[Collected data]
- - - -

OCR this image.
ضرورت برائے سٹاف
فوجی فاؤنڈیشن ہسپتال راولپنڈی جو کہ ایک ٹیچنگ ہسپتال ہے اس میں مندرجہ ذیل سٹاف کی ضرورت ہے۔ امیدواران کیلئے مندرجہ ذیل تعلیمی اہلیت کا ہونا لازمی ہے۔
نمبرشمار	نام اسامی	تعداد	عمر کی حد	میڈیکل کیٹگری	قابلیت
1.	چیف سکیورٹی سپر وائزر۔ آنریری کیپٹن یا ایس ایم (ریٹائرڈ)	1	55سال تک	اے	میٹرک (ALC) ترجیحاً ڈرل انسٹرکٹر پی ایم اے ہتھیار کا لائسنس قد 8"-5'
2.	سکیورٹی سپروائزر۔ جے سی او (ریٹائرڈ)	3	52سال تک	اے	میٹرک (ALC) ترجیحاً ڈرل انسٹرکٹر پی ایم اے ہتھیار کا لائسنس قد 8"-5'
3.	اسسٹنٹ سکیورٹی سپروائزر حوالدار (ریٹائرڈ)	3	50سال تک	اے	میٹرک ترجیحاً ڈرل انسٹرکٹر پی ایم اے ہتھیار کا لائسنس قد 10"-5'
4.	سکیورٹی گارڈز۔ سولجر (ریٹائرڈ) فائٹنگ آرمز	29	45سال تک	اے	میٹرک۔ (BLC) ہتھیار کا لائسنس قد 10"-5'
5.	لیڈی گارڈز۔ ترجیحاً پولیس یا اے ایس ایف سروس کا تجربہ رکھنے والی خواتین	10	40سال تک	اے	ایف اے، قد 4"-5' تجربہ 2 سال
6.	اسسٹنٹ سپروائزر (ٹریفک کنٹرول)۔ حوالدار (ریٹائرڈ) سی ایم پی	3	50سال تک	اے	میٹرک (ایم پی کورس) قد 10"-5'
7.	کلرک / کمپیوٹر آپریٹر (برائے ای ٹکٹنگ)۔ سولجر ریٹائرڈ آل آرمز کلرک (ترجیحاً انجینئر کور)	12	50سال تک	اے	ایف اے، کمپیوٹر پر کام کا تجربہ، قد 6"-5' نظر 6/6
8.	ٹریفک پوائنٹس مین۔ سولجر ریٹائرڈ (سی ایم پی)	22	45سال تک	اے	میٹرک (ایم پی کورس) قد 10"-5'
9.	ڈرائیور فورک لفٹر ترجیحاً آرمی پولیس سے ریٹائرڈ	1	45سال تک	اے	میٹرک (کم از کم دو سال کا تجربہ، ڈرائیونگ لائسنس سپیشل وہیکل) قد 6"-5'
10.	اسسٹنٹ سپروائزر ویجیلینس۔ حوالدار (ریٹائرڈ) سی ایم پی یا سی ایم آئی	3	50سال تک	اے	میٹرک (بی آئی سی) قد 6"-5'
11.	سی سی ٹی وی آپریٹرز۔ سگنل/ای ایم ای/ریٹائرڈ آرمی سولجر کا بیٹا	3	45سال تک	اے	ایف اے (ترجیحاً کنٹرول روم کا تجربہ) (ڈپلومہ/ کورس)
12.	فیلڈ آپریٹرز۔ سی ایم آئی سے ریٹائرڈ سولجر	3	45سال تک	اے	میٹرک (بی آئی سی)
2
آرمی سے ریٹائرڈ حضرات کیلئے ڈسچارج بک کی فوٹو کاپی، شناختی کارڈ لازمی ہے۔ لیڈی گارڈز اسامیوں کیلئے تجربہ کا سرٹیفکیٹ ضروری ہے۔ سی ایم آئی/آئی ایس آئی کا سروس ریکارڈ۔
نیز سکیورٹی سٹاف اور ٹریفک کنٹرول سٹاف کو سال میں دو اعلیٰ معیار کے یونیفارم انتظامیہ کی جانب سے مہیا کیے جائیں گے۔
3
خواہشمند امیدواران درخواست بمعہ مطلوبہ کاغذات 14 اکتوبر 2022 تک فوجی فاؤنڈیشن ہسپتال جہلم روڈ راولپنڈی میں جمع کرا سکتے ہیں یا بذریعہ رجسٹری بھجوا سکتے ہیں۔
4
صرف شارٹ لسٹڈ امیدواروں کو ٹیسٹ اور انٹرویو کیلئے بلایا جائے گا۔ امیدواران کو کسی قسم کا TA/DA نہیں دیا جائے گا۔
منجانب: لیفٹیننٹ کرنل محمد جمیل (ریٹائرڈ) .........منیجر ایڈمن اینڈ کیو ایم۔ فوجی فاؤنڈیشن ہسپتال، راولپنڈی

- - - -

Prompt: Write out the data again, exactly and in full.

Exercise output:
OCR this image.
ضرورت برائے سٹاف
فوجی فاؤنڈیشن ہسپتال راولپنڈی جو کہ ایک ٹیچنگ ہسپتال ہے اس میں مندرجہ ذیل سٹاف کی ضرورت ہے۔ امیدواران کیلئے مندرجہ ذیل تعلیمی اہلیت کا ہونا لازمی ہے۔
نمبرشمار	نام اسامی	تعداد	عمر کی حد	میڈیکل کیٹگری	قابلیت
1.	چیف سکیورٹی سپر وائزر۔ آنریری کیپٹن یا ایس ایم (ریٹائرڈ)	1	55سال تک	اے	میٹرک (ALC) ترجیحاً ڈرل انسٹرکٹر پی ایم اے ہتھیار کا لائسنس قد 8"-5'
2.	سکیورٹی سپروائزر۔ جے سی او (ریٹائرڈ)	3	52سال تک	اے	میٹرک (ALC) ترجیحاً ڈرل انسٹرکٹر پی ایم اے ہتھیار کا لائسنس قد 8"-5'
3.	اسسٹنٹ سکیورٹی سپروائزر حوالدار (ریٹائرڈ)	3	50سال تک	اے	میٹرک ترجیحاً ڈرل انسٹرکٹر پی ایم اے ہتھیار کا لائسنس قد 10"-5'
4.	سکیورٹی گارڈز۔ سولجر (ریٹائرڈ) فائٹنگ آرمز	29	45سال تک	اے	میٹرک۔ (BLC) ہتھیار کا لائسنس قد 10"-5'
5.	لیڈی گارڈز۔ ترجیحاً پولیس یا اے ایس ایف سروس کا تجربہ رکھنے والی خواتین	10	40سال تک	اے	ایف اے، قد 4"-5' تجربہ 2 سال
6.	اسسٹنٹ سپروائزر (ٹریفک کنٹرول)۔ حوالدار (ریٹائرڈ) سی ایم پی	3	50سال تک	اے	میٹرک (ایم پی کورس) قد 10"-5'
7.	کلرک / کمپیوٹر آپریٹر (برائے ای ٹکٹنگ)۔ سولجر ریٹائرڈ آل آرمز کلرک (ترجیحاً انجینئر کور)	12	50سال تک	اے	ایف اے، کمپیوٹر پر کام کا تجربہ، قد 6"-5' نظر 6/6
8.	ٹریفک پوائنٹس مین۔ سولجر ریٹائرڈ (سی ایم پی)	22	45سال تک	اے	میٹرک (ایم پی کورس) قد 10"-5'
9.	ڈرائیور فورک لفٹر ترجیحاً آرمی پولیس سے ریٹائرڈ	1	45سال تک	اے	میٹرک (کم از کم دو سال کا تجربہ، ڈرائیونگ لائسنس سپیشل وہیکل) قد 6"-5'
10.	اسسٹنٹ سپروائزر ویجیلینس۔ حوالدار (ریٹائرڈ) سی ایم پی یا سی ایم آئی	3	50سال تک	اے	میٹرک (بی آئی سی) قد 6"-5'
11.	سی سی ٹی وی آپریٹرز۔ سگنل/ای ایم ای/ریٹائرڈ آرمی سولجر کا بیٹا	3	45سال تک	اے	ایف اے (ترجیحاً کنٹرول روم کا تجربہ) (ڈپلومہ/ کورس)
12.	فیلڈ آپریٹرز۔ سی ایم آئی سے ریٹائرڈ سولجر	3	45سال تک	اے	میٹرک (بی آئی سی)
2
آرمی سے ریٹائرڈ حضرات کیلئے ڈسچارج بک کی فوٹو کاپی، شناختی کارڈ لازمی ہے۔ لیڈی گارڈز اسامیوں کیلئے تجربہ کا سرٹیفکیٹ ضروری ہے۔ سی ایم آئی/آئی ایس آئی کا سروس ریکارڈ۔
نیز سکیورٹی سٹاف اور ٹریفک کنٹرول سٹاف کو سال میں دو اعلیٰ معیار کے یونیفارم انتظامیہ کی جانب سے مہیا کیے جائیں گے۔
3
خواہشمند امیدواران درخواست بمعہ مطلوبہ کاغذات 14 اکتوبر 2022 تک فوجی فاؤنڈیشن ہسپتال جہلم روڈ راولپنڈی میں جمع کرا سکتے ہیں یا بذریعہ رجسٹری بھجوا سکتے ہیں۔
4
صرف شارٹ لسٹڈ امیدواروں کو ٹیسٹ اور انٹرویو کیلئے بلایا جائے گا۔ امیدواران کو کسی قسم کا TA/DA نہیں دیا جائے گا۔
منجانب: لیفٹیننٹ کرنل محمد جمیل (ریٹائرڈ) .........منیجر ایڈمن اینڈ کیو ایم۔ فوجی فاؤنڈیشن ہسپتال، راولپنڈی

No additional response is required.